Work to do
Below is a block of records; repeat each one exactly.
'''
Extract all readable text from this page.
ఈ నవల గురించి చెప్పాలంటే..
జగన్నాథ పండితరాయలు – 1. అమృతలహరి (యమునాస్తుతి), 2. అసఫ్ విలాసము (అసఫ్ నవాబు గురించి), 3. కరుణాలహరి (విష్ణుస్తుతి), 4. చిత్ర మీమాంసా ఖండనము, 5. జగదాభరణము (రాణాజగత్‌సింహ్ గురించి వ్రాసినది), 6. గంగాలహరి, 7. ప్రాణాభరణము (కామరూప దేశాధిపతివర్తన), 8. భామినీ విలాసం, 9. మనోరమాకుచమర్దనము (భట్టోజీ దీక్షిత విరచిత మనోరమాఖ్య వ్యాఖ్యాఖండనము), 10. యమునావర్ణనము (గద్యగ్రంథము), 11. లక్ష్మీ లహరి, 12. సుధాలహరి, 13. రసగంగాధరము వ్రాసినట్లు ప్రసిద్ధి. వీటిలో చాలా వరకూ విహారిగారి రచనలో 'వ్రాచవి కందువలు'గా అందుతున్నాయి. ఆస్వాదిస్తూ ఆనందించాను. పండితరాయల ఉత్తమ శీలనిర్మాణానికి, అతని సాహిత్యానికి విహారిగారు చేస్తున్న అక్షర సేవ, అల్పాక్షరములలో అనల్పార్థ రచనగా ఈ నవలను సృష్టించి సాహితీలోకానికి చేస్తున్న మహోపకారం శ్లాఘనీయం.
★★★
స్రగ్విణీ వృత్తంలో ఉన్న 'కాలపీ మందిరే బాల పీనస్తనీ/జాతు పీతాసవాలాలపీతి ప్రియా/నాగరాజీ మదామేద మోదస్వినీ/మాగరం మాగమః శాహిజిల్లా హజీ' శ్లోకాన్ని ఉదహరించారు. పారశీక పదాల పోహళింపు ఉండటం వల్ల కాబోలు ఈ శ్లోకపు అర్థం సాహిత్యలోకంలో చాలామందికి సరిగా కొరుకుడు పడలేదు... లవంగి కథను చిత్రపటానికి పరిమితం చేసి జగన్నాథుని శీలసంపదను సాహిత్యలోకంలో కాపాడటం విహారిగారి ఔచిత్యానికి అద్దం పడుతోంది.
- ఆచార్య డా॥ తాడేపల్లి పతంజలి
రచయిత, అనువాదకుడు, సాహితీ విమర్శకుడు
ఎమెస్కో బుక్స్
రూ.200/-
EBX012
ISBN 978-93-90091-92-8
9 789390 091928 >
'''
Answer below
Extract all readable text from this page.
ఈ నవల గురించి చెప్పాలంటే..
జగన్నాథ పండితరాయలు – 1. అమృతలహరి (యమునాస్తుతి), 2. అసఫ్ విలాసము (అసఫ్ నవాబు గురించి), 3. కరుణాలహరి (విష్ణుస్తుతి), 4. చిత్ర మీమాంసా ఖండనము, 5. జగదాభరణము (రాణాజగత్‌సింహ్ గురించి వ్రాసినది), 6. గంగాలహరి, 7. ప్రాణాభరణము (కామరూప దేశాధిపతివర్తన), 8. భామినీ విలాసం, 9. మనోరమాకుచమర్దనము (భట్టోజీ దీక్షిత విరచిత మనోరమాఖ్య వ్యాఖ్యాఖండనము), 10. యమునావర్ణనము (గద్యగ్రంథము), 11. లక్ష్మీ లహరి, 12. సుధాలహరి, 13. రసగంగాధరము వ్రాసినట్లు ప్రసిద్ధి. వీటిలో చాలా వరకూ విహారిగారి రచనలో 'వ్రాచవి కందువలు'గా అందుతున్నాయి. ఆస్వాదిస్తూ ఆనందించాను. పండితరాయల ఉత్తమ శీలనిర్మాణానికి, అతని సాహిత్యానికి విహారిగారు చేస్తున్న అక్షర సేవ, అల్పాక్షరములలో అనల్పార్థ రచనగా ఈ నవలను సృష్టించి సాహితీలోకానికి చేస్తున్న మహోపకారం శ్లాఘనీయం.
★★★
స్రగ్విణీ వృత్తంలో ఉన్న 'కాలపీ మందిరే బాల పీనస్తనీ/జాతు పీతాసవాలాలపీతి ప్రియా/నాగరాజీ మదామేద మోదస్వినీ/మాగరం మాగమః శాహిజిల్లా హజీ' శ్లోకాన్ని ఉదహరించారు. పారశీక పదాల పోహళింపు ఉండటం వల్ల కాబోలు ఈ శ్లోకపు అర్థం సాహిత్యలోకంలో చాలామందికి సరిగా కొరుకుడు పడలేదు... లవంగి కథను చిత్రపటానికి పరిమితం చేసి జగన్నాథుని శీలసంపదను సాహిత్యలోకంలో కాపాడటం విహారిగారి ఔచిత్యానికి అద్దం పడుతోంది.
- ఆచార్య డా॥ తాడేపల్లి పతంజలి
రచయిత, అనువాదకుడు, సాహితీ విమర్శకుడు
ఎమెస్కో బుక్స్
రూ.200/-
EBX012
ISBN 978-93-90091-92-8
9 789390 091928 >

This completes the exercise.